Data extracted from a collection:
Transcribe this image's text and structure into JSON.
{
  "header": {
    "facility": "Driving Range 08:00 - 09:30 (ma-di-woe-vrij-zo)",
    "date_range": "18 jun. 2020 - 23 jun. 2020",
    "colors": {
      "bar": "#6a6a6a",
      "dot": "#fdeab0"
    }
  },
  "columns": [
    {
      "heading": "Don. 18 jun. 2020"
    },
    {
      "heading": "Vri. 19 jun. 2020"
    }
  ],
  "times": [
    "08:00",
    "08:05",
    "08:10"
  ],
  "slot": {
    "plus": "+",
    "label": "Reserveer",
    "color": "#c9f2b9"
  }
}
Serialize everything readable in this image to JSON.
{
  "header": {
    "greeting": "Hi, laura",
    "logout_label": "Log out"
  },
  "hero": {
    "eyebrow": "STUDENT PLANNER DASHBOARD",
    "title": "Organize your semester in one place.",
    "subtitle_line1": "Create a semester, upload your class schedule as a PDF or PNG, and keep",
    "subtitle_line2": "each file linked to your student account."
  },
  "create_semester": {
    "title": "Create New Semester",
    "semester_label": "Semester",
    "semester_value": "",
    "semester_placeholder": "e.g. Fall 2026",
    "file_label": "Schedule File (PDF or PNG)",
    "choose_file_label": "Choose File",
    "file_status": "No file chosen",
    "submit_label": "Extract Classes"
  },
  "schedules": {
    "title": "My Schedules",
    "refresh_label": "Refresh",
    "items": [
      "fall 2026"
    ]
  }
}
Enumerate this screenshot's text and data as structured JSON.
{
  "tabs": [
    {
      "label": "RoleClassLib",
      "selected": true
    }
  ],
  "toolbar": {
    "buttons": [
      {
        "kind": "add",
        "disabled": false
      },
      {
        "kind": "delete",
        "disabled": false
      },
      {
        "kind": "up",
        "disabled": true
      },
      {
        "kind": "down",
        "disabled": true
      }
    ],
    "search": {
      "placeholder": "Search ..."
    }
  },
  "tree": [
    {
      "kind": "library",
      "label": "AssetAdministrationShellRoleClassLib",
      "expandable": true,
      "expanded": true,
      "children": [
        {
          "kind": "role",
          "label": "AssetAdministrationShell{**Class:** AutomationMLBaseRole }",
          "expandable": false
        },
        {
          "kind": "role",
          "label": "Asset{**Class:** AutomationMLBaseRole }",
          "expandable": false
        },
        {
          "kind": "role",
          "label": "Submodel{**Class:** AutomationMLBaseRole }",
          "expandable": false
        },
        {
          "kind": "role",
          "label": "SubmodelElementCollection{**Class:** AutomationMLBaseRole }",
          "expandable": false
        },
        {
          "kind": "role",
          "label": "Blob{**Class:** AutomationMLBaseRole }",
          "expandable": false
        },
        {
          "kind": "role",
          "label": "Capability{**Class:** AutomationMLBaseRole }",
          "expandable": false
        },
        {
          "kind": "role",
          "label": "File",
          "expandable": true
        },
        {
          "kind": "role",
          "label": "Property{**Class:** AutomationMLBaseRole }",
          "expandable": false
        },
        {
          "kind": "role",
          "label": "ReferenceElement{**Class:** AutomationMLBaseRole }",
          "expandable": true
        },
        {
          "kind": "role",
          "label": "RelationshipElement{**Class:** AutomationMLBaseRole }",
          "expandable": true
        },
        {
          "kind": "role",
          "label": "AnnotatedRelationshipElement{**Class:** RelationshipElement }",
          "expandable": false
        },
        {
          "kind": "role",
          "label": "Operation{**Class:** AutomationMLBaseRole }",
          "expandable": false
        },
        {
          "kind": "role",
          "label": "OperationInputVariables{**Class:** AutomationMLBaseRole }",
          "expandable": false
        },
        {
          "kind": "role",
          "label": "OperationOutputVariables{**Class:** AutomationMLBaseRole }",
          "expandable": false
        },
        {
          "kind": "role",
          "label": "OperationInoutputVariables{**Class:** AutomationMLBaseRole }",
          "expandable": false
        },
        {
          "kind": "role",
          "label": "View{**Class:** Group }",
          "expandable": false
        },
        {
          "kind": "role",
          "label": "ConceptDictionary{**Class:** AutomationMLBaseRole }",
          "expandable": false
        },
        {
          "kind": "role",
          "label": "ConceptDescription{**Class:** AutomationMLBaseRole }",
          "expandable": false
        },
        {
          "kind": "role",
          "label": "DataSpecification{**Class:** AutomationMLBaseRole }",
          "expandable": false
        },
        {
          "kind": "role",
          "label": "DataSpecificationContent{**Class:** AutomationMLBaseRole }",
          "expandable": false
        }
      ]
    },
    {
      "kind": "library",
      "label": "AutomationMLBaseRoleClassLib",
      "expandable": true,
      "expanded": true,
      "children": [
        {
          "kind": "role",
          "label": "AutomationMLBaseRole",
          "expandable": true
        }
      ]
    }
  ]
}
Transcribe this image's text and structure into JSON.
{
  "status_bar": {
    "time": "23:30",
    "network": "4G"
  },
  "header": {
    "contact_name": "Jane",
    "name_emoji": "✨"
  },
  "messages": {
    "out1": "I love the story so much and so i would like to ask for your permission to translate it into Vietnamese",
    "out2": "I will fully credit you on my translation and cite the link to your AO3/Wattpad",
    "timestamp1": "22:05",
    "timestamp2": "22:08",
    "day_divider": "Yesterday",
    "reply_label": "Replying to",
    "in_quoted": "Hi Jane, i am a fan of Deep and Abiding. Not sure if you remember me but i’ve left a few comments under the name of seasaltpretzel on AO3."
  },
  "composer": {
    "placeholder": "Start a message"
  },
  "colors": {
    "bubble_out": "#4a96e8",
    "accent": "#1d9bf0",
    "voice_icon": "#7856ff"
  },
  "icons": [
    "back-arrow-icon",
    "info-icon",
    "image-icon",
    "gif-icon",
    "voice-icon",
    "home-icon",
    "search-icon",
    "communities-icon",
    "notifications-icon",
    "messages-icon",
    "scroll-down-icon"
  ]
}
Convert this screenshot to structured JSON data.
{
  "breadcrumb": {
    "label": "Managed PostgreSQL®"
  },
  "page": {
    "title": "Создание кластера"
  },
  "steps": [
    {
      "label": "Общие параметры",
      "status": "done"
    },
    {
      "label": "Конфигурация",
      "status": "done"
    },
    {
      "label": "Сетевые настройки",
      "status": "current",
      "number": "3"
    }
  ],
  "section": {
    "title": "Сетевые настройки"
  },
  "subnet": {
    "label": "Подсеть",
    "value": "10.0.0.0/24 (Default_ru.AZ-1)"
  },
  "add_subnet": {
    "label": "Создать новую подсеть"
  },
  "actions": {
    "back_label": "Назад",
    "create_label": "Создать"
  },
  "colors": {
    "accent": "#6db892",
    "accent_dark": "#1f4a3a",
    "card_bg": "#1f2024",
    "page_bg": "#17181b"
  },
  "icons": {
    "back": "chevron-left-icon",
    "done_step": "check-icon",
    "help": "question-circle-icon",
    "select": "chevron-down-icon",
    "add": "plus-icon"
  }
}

THE PROBLEM: Where a line holds "heading", copy that line.

FINAL RESULT:
      "heading": "Don. 18 jun. 2020"
      "heading": "Vri. 19 jun. 2020"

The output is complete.